• **What to work on**: Reproduce every entry exactly as shown.

#### Stored records

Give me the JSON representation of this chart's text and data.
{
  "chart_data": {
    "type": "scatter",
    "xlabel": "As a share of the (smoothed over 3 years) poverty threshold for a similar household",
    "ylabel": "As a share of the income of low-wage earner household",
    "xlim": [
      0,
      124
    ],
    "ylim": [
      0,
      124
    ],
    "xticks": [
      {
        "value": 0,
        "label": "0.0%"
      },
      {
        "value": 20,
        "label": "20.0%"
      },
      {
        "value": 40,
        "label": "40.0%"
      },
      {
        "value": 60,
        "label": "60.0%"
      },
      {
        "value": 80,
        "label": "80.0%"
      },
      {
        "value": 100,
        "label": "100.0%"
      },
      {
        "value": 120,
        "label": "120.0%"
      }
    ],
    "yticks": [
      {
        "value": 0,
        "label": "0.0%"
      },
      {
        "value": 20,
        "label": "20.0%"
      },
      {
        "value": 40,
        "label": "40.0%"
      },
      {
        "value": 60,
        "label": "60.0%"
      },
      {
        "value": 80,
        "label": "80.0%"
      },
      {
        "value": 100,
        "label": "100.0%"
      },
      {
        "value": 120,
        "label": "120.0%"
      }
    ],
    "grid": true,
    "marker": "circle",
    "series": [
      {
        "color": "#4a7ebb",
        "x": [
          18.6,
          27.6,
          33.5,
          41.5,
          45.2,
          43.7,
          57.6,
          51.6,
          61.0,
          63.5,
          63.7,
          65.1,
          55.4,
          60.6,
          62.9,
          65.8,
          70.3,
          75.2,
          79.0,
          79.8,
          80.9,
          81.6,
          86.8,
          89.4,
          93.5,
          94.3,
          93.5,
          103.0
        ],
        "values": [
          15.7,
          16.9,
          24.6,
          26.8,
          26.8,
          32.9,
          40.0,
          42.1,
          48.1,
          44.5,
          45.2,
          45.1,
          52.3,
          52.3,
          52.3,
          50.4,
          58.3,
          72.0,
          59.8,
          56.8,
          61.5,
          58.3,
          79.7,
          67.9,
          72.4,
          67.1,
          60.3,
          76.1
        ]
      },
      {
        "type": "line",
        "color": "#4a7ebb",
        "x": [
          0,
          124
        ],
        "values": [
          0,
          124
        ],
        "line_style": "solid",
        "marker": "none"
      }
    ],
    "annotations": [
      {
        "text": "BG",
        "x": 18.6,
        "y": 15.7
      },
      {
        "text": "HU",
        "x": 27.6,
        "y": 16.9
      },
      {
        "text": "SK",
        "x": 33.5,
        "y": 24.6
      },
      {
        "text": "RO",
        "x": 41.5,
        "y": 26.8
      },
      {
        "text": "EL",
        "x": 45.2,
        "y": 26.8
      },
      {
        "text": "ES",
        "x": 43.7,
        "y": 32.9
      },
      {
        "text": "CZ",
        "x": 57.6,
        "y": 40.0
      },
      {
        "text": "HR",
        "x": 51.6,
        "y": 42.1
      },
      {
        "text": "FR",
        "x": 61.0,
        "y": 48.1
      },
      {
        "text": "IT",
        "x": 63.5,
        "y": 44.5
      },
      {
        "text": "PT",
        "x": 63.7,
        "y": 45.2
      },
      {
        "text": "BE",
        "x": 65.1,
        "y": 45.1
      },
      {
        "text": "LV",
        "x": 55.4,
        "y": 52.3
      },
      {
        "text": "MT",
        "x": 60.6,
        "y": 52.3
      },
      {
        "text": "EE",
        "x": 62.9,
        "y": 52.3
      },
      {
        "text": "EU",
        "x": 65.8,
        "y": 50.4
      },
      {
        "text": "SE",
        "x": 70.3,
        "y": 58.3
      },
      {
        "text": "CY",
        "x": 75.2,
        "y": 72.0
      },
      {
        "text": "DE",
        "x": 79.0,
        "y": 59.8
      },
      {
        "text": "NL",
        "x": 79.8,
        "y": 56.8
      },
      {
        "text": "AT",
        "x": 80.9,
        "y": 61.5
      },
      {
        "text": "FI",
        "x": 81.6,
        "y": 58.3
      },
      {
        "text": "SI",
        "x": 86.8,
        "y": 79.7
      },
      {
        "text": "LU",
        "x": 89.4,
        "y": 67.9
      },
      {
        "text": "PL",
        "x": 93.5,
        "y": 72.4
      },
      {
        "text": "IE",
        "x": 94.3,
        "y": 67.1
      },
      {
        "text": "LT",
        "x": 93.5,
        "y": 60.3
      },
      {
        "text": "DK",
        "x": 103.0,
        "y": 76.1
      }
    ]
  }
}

########

• **Task result**:
Give me the JSON representation of this chart's text and data.
{
  "chart_data": {
    "type": "scatter",
    "xlabel": "As a share of the (smoothed over 3 years) poverty threshold for a similar household",
    "ylabel": "As a share of the income of low-wage earner household",
    "xlim": [
      0,
      124
    ],
    "ylim": [
      0,
      124
    ],
    "xticks": [
      {
        "value": 0,
        "label": "0.0%"
      },
      {
        "value": 20,
        "label": "20.0%"
      },
      {
        "value": 40,
        "label": "40.0%"
      },
      {
        "value": 60,
        "label": "60.0%"
      },
      {
        "value": 80,
        "label": "80.0%"
      },
      {
        "value": 100,
        "label": "100.0%"
      },
      {
        "value": 120,
        "label": "120.0%"
      }
    ],
    "yticks": [
      {
        "value": 0,
        "label": "0.0%"
      },
      {
        "value": 20,
        "label": "20.0%"
      },
      {
        "value": 40,
        "label": "40.0%"
      },
      {
        "value": 60,
        "label": "60.0%"
      },
      {
        "value": 80,
        "label": "80.0%"
      },
      {
        "value": 100,
        "label": "100.0%"
      },
      {
        "value": 120,
        "label": "120.0%"
      }
    ],
    "grid": true,
    "marker": "circle",
    "series": [
      {
        "color": "#4a7ebb",
        "x": [
          18.6,
          27.6,
          33.5,
          41.5,
          45.2,
          43.7,
          57.6,
          51.6,
          61.0,
          63.5,
          63.7,
          65.1,
          55.4,
          60.6,
          62.9,
          65.8,
          70.3,
          75.2,
          79.0,
          79.8,
          80.9,
          81.6,
          86.8,
          89.4,
          93.5,
          94.3,
          93.5,
          103.0
        ],
        "values": [
          15.7,
          16.9,
          24.6,
          26.8,
          26.8,
          32.9,
          40.0,
          42.1,
          48.1,
          44.5,
          45.2,
          45.1,
          52.3,
          52.3,
          52.3,
          50.4,
          58.3,
          72.0,
          59.8,
          56.8,
          61.5,
          58.3,
          79.7,
          67.9,
          72.4,
          67.1,
          60.3,
          76.1
        ]
      },
      {
        "type": "line",
        "color": "#4a7ebb",
        "x": [
          0,
          124
        ],
        "values": [
          0,
          124
        ],
        "line_style": "solid",
        "marker": "none"
      }
    ],
    "annotations": [
      {
        "text": "BG",
        "x": 18.6,
        "y": 15.7
      },
      {
        "text": "HU",
        "x": 27.6,
        "y": 16.9
      },
      {
        "text": "SK",
        "x": 33.5,
        "y": 24.6
      },
      {
        "text": "RO",
        "x": 41.5,
        "y": 26.8
      },
      {
        "text": "EL",
        "x": 45.2,
        "y": 26.8
      },
      {
        "text": "ES",
        "x": 43.7,
        "y": 32.9
      },
      {
        "text": "CZ",
        "x": 57.6,
        "y": 40.0
      },
      {
        "text": "HR",
        "x": 51.6,
        "y": 42.1
      },
      {
        "text": "FR",
        "x": 61.0,
        "y": 48.1
      },
      {
        "text": "IT",
        "x": 63.5,
        "y": 44.5
      },
      {
        "text": "PT",
        "x": 63.7,
        "y": 45.2
      },
      {
        "text": "BE",
        "x": 65.1,
        "y": 45.1
      },
      {
        "text": "LV",
        "x": 55.4,
        "y": 52.3
      },
      {
        "text": "MT",
        "x": 60.6,
        "y": 52.3
      },
      {
        "text": "EE",
        "x": 62.9,
        "y": 52.3
      },
      {
        "text": "EU",
        "x": 65.8,
        "y": 50.4
      },
      {
        "text": "SE",
        "x": 70.3,
        "y": 58.3
      },
      {
        "text": "CY",
        "x": 75.2,
        "y": 72.0
      },
      {
        "text": "DE",
        "x": 79.0,
        "y": 59.8
      },
      {
        "text": "NL",
        "x": 79.8,
        "y": 56.8
      },
      {
        "text": "AT",
        "x": 80.9,
        "y": 61.5
      },
      {
        "text": "FI",
        "x": 81.6,
        "y": 58.3
      },
      {
        "text": "SI",
        "x": 86.8,
        "y": 79.7
      },
      {
        "text": "LU",
        "x": 89.4,
        "y": 67.9
      },
      {
        "text": "PL",
        "x": 93.5,
        "y": 72.4
      },
      {
        "text": "IE",
        "x": 94.3,
        "y": 67.1
      },
      {
        "text": "LT",
        "x": 93.5,
        "y": 60.3
      },
      {
        "text": "DK",
        "x": 103.0,
        "y": 76.1
      }
    ]
  }
}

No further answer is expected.